Start
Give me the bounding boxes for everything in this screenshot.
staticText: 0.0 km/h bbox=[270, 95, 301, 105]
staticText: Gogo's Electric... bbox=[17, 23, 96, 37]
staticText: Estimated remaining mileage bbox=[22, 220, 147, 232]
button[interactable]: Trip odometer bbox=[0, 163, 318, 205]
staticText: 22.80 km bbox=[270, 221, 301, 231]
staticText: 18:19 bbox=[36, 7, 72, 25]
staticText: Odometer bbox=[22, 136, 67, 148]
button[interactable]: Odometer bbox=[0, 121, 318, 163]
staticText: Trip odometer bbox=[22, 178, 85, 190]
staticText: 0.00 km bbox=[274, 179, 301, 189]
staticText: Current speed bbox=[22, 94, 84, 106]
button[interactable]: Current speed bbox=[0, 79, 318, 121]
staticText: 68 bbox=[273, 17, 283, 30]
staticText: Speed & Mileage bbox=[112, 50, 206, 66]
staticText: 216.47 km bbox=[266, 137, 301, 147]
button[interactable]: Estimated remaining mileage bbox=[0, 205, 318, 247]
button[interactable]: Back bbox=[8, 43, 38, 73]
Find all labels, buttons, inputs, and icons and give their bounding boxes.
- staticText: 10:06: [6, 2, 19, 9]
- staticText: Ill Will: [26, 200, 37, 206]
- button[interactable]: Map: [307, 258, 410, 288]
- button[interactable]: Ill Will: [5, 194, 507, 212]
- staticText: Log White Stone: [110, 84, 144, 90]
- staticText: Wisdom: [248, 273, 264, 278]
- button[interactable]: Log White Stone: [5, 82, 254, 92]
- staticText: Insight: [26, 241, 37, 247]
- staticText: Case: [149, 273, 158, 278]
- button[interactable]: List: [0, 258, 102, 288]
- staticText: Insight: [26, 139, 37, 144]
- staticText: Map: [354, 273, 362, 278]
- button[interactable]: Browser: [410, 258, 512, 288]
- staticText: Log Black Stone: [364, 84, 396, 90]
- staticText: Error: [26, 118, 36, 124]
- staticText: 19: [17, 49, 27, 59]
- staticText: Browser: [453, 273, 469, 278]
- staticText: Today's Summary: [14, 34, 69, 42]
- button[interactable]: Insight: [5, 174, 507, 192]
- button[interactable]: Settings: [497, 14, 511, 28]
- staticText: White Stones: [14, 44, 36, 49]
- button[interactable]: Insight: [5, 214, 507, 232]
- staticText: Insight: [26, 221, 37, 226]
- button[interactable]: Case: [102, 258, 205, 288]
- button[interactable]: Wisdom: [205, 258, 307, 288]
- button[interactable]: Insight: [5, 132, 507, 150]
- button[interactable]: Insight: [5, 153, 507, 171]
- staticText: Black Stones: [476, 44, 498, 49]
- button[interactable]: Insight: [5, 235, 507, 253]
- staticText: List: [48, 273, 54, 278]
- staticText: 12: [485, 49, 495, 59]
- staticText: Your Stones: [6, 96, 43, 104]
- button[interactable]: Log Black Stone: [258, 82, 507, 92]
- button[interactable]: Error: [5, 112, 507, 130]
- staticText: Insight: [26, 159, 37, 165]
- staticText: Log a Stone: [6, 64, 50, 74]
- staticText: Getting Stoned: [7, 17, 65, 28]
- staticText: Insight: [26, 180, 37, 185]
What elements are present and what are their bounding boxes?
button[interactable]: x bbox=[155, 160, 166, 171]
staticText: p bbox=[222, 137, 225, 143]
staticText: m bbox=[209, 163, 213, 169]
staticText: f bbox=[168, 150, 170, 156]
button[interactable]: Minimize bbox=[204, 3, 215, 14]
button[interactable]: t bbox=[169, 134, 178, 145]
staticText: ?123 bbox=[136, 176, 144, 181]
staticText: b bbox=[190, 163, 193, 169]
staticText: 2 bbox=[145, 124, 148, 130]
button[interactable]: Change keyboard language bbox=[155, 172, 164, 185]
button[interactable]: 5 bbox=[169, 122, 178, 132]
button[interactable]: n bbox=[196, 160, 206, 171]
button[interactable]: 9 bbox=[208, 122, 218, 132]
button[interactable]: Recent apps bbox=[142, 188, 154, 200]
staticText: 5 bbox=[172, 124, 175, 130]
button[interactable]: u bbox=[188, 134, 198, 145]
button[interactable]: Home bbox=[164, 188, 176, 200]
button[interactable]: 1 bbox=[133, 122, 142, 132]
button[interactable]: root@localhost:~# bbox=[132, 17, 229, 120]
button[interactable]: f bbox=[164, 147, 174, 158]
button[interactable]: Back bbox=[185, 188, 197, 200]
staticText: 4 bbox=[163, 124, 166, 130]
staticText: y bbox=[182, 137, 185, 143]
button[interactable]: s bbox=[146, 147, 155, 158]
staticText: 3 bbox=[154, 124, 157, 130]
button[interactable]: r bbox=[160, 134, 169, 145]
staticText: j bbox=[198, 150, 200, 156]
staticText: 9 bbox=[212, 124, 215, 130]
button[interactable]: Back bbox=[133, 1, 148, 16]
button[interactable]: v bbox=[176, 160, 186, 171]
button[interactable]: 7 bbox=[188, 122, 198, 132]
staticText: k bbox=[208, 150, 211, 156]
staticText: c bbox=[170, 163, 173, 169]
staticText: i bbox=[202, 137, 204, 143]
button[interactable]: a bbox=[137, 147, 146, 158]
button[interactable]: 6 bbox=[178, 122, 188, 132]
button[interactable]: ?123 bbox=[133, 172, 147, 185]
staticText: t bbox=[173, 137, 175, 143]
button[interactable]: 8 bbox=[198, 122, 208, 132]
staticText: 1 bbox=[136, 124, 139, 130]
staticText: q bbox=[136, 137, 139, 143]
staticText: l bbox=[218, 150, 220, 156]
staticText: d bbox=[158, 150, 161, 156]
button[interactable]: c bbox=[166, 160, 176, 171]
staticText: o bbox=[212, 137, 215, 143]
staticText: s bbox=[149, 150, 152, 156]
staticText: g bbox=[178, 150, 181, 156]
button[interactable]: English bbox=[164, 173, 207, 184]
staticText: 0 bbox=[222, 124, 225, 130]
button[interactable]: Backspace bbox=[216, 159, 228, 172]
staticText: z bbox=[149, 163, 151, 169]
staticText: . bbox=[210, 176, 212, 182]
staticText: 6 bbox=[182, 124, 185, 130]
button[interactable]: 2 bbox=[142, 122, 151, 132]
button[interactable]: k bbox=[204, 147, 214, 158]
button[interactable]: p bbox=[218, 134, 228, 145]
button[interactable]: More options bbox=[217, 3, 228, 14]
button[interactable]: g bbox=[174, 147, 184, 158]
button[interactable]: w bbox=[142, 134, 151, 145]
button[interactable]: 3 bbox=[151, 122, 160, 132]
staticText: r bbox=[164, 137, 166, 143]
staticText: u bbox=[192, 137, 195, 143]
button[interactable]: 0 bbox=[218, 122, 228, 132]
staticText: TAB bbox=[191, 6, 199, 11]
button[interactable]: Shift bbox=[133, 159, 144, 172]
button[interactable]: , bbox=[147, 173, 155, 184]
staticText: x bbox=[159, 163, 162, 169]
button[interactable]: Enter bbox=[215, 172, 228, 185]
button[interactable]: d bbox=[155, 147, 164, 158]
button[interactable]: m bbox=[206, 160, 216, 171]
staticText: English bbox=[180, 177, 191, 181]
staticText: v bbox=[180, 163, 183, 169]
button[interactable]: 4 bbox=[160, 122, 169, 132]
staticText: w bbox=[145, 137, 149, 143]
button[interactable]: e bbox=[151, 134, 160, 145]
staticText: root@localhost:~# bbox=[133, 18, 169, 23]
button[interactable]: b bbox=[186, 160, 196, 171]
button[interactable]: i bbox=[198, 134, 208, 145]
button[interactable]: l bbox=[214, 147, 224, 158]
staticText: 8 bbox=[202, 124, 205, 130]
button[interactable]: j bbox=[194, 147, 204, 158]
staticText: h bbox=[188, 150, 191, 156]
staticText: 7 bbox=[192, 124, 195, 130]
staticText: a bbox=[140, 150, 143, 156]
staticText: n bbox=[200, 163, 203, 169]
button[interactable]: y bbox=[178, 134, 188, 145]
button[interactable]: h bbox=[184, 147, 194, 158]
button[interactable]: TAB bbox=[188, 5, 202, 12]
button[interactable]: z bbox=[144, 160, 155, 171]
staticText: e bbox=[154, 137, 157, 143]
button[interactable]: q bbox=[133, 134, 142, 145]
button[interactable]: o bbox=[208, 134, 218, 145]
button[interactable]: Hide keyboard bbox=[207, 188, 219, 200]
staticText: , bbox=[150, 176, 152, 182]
End
Task objective: Copy out, unchanged, everything from the first line of the data down to and including the line containing "staticText: Odometer bbox=[22, 136, 67, 148]".

Result of this exercise:
Give me the bounding boxes for everything in this screenshot.
staticText: 0.0 km/h bbox=[270, 95, 301, 105]
staticText: Gogo's Electric... bbox=[17, 23, 96, 37]
staticText: Estimated remaining mileage bbox=[22, 220, 147, 232]
button[interactable]: Trip odometer bbox=[0, 163, 318, 205]
staticText: 22.80 km bbox=[270, 221, 301, 231]
staticText: 18:19 bbox=[36, 7, 72, 25]
staticText: Odometer bbox=[22, 136, 67, 148]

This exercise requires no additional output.